- _WORK TO BE COMPLETED_:
Identify each line in the records below that contains the word "JSON", and copy it.

- _SUPPLIED RECORDS_:
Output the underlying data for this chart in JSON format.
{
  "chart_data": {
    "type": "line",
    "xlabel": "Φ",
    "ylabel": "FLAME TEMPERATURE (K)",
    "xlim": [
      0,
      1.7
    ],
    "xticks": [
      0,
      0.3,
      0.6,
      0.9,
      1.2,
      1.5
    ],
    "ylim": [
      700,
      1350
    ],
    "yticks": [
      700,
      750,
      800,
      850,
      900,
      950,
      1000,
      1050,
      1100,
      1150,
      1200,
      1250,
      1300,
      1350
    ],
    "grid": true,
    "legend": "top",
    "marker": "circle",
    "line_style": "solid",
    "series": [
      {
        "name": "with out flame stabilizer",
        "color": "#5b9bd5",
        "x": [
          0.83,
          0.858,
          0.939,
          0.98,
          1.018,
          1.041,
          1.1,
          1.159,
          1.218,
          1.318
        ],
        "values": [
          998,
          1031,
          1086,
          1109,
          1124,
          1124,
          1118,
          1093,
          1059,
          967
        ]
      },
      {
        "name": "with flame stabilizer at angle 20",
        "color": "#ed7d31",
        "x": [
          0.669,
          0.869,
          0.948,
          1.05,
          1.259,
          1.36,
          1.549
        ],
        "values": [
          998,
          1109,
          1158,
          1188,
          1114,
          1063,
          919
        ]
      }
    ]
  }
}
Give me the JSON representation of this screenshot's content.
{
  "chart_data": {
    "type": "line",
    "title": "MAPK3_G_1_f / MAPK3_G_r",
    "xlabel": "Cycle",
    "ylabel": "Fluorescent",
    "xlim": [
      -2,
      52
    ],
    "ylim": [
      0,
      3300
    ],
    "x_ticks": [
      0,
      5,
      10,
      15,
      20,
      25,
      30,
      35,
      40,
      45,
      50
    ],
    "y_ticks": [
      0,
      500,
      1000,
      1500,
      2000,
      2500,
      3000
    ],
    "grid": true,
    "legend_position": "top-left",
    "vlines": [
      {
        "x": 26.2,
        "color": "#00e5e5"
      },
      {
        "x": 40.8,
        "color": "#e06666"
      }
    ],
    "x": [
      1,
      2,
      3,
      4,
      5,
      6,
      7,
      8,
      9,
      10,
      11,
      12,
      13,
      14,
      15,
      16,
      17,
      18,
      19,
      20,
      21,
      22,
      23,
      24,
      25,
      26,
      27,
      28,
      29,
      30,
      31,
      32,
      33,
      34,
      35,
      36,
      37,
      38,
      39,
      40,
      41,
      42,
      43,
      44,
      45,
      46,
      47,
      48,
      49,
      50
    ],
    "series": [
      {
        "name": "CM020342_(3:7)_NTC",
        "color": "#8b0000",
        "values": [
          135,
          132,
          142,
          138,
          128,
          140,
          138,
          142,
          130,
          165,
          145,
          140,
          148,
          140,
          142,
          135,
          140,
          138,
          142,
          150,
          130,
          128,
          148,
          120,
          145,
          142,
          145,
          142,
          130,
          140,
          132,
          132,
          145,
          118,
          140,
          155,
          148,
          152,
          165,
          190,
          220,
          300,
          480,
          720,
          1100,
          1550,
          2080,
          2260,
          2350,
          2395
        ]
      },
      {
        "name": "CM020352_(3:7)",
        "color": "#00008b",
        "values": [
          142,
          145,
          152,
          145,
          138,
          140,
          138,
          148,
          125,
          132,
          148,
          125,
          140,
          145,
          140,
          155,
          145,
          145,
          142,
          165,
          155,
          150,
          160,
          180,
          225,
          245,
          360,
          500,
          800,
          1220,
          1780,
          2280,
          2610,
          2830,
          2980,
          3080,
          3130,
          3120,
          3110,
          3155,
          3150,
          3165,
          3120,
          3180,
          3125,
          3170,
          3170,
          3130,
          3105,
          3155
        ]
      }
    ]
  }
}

- _ANSWER TO THE TASK_:
Output the underlying data for this chart in JSON format.
Give me the JSON representation of this screenshot's content.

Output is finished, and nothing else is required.